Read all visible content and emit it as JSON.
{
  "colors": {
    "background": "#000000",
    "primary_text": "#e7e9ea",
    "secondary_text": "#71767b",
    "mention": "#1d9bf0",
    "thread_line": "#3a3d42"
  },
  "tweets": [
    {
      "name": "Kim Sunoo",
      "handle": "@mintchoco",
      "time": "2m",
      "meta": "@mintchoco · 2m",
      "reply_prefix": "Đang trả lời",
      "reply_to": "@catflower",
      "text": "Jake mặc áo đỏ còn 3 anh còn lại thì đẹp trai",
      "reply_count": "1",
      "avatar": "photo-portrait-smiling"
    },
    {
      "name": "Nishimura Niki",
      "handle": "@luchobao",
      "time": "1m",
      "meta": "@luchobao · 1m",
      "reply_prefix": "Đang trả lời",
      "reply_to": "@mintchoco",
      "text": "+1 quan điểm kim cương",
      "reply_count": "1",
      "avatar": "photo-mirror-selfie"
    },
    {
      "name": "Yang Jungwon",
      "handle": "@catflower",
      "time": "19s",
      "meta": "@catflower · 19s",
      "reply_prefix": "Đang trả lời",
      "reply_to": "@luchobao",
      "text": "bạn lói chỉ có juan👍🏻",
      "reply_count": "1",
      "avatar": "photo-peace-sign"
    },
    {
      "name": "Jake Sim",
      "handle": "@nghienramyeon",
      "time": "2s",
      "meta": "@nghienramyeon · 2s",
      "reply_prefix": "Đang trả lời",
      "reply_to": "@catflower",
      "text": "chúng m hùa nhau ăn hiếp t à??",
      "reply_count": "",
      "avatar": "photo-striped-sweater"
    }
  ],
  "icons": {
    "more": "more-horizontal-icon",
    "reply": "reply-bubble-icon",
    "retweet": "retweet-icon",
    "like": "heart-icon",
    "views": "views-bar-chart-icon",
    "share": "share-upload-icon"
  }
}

[Short task]: Among the lines of the data, identify those with the word "handle". Copy each of them.

[Answer to this problem]:
      "handle": "@mintchoco",
      "handle": "@luchobao",
      "handle": "@catflower",
      "handle": "@nghienramyeon",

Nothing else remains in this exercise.